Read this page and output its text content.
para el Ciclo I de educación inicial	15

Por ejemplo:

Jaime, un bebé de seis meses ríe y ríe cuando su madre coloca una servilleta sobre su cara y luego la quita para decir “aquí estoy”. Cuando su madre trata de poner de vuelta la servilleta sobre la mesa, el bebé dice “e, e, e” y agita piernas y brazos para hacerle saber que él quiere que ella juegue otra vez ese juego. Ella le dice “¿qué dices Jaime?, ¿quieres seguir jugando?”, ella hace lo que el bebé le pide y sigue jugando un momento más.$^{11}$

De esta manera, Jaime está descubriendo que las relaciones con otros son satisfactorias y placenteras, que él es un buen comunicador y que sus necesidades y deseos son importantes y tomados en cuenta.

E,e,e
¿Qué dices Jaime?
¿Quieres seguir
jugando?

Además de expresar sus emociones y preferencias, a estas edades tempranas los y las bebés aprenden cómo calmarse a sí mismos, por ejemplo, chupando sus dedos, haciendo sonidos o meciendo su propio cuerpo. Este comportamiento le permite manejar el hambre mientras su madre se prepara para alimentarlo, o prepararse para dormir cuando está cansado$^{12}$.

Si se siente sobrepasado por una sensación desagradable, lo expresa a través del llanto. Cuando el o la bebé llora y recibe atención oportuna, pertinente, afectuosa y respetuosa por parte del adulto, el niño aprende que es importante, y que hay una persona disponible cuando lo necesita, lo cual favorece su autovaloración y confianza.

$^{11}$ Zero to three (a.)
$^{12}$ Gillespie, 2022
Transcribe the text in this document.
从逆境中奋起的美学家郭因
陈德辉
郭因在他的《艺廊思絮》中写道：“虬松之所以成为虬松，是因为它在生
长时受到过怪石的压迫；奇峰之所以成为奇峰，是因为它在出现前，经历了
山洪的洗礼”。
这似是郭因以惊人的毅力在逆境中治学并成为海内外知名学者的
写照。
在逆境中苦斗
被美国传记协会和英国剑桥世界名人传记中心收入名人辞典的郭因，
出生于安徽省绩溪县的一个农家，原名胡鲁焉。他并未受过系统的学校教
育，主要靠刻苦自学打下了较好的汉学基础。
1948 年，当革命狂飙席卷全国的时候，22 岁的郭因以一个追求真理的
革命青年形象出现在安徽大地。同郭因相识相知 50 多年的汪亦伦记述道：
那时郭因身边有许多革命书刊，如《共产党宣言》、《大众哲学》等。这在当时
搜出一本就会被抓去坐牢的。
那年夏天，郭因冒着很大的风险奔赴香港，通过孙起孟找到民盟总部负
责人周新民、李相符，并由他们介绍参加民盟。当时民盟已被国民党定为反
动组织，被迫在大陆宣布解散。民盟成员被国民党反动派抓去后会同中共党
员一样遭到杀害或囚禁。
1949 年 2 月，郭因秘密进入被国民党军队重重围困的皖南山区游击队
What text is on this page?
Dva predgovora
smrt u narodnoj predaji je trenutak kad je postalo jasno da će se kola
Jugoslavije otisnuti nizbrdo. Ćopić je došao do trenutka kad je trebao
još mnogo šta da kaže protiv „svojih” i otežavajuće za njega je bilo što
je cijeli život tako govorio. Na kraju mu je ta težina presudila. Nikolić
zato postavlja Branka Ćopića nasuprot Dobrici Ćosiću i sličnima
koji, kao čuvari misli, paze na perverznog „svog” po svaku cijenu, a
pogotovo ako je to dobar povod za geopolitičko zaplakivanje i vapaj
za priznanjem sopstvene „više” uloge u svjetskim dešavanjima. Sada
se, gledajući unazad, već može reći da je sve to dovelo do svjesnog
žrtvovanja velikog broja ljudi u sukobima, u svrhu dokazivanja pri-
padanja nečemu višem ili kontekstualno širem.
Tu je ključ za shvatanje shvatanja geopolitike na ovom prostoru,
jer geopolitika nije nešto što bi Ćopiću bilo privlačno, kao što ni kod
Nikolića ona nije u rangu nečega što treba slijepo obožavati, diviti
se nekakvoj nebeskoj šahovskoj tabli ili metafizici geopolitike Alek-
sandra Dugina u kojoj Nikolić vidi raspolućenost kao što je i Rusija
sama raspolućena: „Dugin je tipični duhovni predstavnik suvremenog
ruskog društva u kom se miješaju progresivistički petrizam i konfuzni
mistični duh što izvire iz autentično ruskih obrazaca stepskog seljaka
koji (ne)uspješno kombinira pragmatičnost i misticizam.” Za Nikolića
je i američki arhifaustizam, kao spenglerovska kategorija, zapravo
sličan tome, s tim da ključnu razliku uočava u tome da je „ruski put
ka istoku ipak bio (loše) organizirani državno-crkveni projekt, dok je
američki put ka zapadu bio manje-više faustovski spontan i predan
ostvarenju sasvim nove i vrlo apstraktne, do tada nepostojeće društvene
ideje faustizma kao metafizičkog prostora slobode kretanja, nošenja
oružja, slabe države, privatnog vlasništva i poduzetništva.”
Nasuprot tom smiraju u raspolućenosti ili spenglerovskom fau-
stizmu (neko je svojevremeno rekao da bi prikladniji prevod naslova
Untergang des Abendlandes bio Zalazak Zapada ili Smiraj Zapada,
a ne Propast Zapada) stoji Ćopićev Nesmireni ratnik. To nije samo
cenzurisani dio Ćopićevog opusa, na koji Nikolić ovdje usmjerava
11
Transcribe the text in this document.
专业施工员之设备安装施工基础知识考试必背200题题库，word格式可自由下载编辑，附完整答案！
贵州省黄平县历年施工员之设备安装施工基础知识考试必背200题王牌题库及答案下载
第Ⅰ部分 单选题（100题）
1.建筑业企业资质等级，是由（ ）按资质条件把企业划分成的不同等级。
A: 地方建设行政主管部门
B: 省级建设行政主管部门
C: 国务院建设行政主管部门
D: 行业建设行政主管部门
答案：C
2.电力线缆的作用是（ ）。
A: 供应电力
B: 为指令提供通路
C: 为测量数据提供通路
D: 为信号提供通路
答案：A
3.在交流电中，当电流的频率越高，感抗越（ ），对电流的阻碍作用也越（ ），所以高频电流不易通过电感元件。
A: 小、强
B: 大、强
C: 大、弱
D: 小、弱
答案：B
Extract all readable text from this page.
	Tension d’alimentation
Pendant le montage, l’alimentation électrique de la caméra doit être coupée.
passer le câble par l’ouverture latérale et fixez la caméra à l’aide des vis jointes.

**********

*Directions*:
Copy all of the material word for word.

*Result for this exercise*:
Read this page and output its text content.
para el Ciclo I de educación inicial	15

Por ejemplo:

Jaime, un bebé de seis meses ríe y ríe cuando su madre coloca una servilleta sobre su cara y luego la quita para decir “aquí estoy”. Cuando su madre trata de poner de vuelta la servilleta sobre la mesa, el bebé dice “e, e, e” y agita piernas y brazos para hacerle saber que él quiere que ella juegue otra vez ese juego. Ella le dice “¿qué dices Jaime?, ¿quieres seguir jugando?”, ella hace lo que el bebé le pide y sigue jugando un momento más.$^{11}$

De esta manera, Jaime está descubriendo que las relaciones con otros son satisfactorias y placenteras, que él es un buen comunicador y que sus necesidades y deseos son importantes y tomados en cuenta.

E,e,e
¿Qué dices Jaime?
¿Quieres seguir
jugando?

Además de expresar sus emociones y preferencias, a estas edades tempranas los y las bebés aprenden cómo calmarse a sí mismos, por ejemplo, chupando sus dedos, haciendo sonidos o meciendo su propio cuerpo. Este comportamiento le permite manejar el hambre mientras su madre se prepara para alimentarlo, o prepararse para dormir cuando está cansado$^{12}$.

Si se siente sobrepasado por una sensación desagradable, lo expresa a través del llanto. Cuando el o la bebé llora y recibe atención oportuna, pertinente, afectuosa y respetuosa por parte del adulto, el niño aprende que es importante, y que hay una persona disponible cuando lo necesita, lo cual favorece su autovaloración y confianza.

$^{11}$ Zero to three (a.)
$^{12}$ Gillespie, 2022
Transcribe the text in this document.
从逆境中奋起的美学家郭因
陈德辉
郭因在他的《艺廊思絮》中写道：“虬松之所以成为虬松，是因为它在生
长时受到过怪石的压迫；奇峰之所以成为奇峰，是因为它在出现前，经历了
山洪的洗礼”。
这似是郭因以惊人的毅力在逆境中治学并成为海内外知名学者的
写照。
在逆境中苦斗
被美国传记协会和英国剑桥世界名人传记中心收入名人辞典的郭因，
出生于安徽省绩溪县的一个农家，原名胡鲁焉。他并未受过系统的学校教
育，主要靠刻苦自学打下了较好的汉学基础。
1948 年，当革命狂飙席卷全国的时候，22 岁的郭因以一个追求真理的
革命青年形象出现在安徽大地。同郭因相识相知 50 多年的汪亦伦记述道：
那时郭因身边有许多革命书刊，如《共产党宣言》、《大众哲学》等。这在当时
搜出一本就会被抓去坐牢的。
那年夏天，郭因冒着很大的风险奔赴香港，通过孙起孟找到民盟总部负
责人周新民、李相符，并由他们介绍参加民盟。当时民盟已被国民党定为反
动组织，被迫在大陆宣布解散。民盟成员被国民党反动派抓去后会同中共党
员一样遭到杀害或囚禁。
1949 年 2 月，郭因秘密进入被国民党军队重重围困的皖南山区游击队
What text is on this page?
Dva predgovora
smrt u narodnoj predaji je trenutak kad je postalo jasno da će se kola
Jugoslavije otisnuti nizbrdo. Ćopić je došao do trenutka kad je trebao
još mnogo šta da kaže protiv „svojih” i otežavajuće za njega je bilo što
je cijeli život tako govorio. Na kraju mu je ta težina presudila. Nikolić
zato postavlja Branka Ćopića nasuprot Dobrici Ćosiću i sličnima
koji, kao čuvari misli, paze na perverznog „svog” po svaku cijenu, a
pogotovo ako je to dobar povod za geopolitičko zaplakivanje i vapaj
za priznanjem sopstvene „više” uloge u svjetskim dešavanjima. Sada
se, gledajući unazad, već može reći da je sve to dovelo do svjesnog
žrtvovanja velikog broja ljudi u sukobima, u svrhu dokazivanja pri-
padanja nečemu višem ili kontekstualno širem.
Tu je ključ za shvatanje shvatanja geopolitike na ovom prostoru,
jer geopolitika nije nešto što bi Ćopiću bilo privlačno, kao što ni kod
Nikolića ona nije u rangu nečega što treba slijepo obožavati, diviti
se nekakvoj nebeskoj šahovskoj tabli ili metafizici geopolitike Alek-
sandra Dugina u kojoj Nikolić vidi raspolućenost kao što je i Rusija
sama raspolućena: „Dugin je tipični duhovni predstavnik suvremenog
ruskog društva u kom se miješaju progresivistički petrizam i konfuzni
mistični duh što izvire iz autentično ruskih obrazaca stepskog seljaka
koji (ne)uspješno kombinira pragmatičnost i misticizam.” Za Nikolića
je i američki arhifaustizam, kao spenglerovska kategorija, zapravo
sličan tome, s tim da ključnu razliku uočava u tome da je „ruski put
ka istoku ipak bio (loše) organizirani državno-crkveni projekt, dok je
američki put ka zapadu bio manje-više faustovski spontan i predan
ostvarenju sasvim nove i vrlo apstraktne, do tada nepostojeće društvene
ideje faustizma kao metafizičkog prostora slobode kretanja, nošenja
oružja, slabe države, privatnog vlasništva i poduzetništva.”
Nasuprot tom smiraju u raspolućenosti ili spenglerovskom fau-
stizmu (neko je svojevremeno rekao da bi prikladniji prevod naslova
Untergang des Abendlandes bio Zalazak Zapada ili Smiraj Zapada,
a ne Propast Zapada) stoji Ćopićev Nesmireni ratnik. To nije samo
cenzurisani dio Ćopićevog opusa, na koji Nikolić ovdje usmjerava
11
Transcribe the text in this document.
专业施工员之设备安装施工基础知识考试必背200题题库，word格式可自由下载编辑，附完整答案！
贵州省黄平县历年施工员之设备安装施工基础知识考试必背200题王牌题库及答案下载
第Ⅰ部分 单选题（100题）
1.建筑业企业资质等级，是由（ ）按资质条件把企业划分成的不同等级。
A: 地方建设行政主管部门
B: 省级建设行政主管部门
C: 国务院建设行政主管部门
D: 行业建设行政主管部门
答案：C
2.电力线缆的作用是（ ）。
A: 供应电力
B: 为指令提供通路
C: 为测量数据提供通路
D: 为信号提供通路
答案：A
3.在交流电中，当电流的频率越高，感抗越（ ），对电流的阻碍作用也越（ ），所以高频电流不易通过电感元件。
A: 小、强
B: 大、强
C: 大、弱
D: 小、弱
答案：B
Extract all readable text from this page.
	Tension d’alimentation
Pendant le montage, l’alimentation électrique de la caméra doit être coupée.
passer le câble par l’ouverture latérale et fixez la caméra à l’aide des vis jointes.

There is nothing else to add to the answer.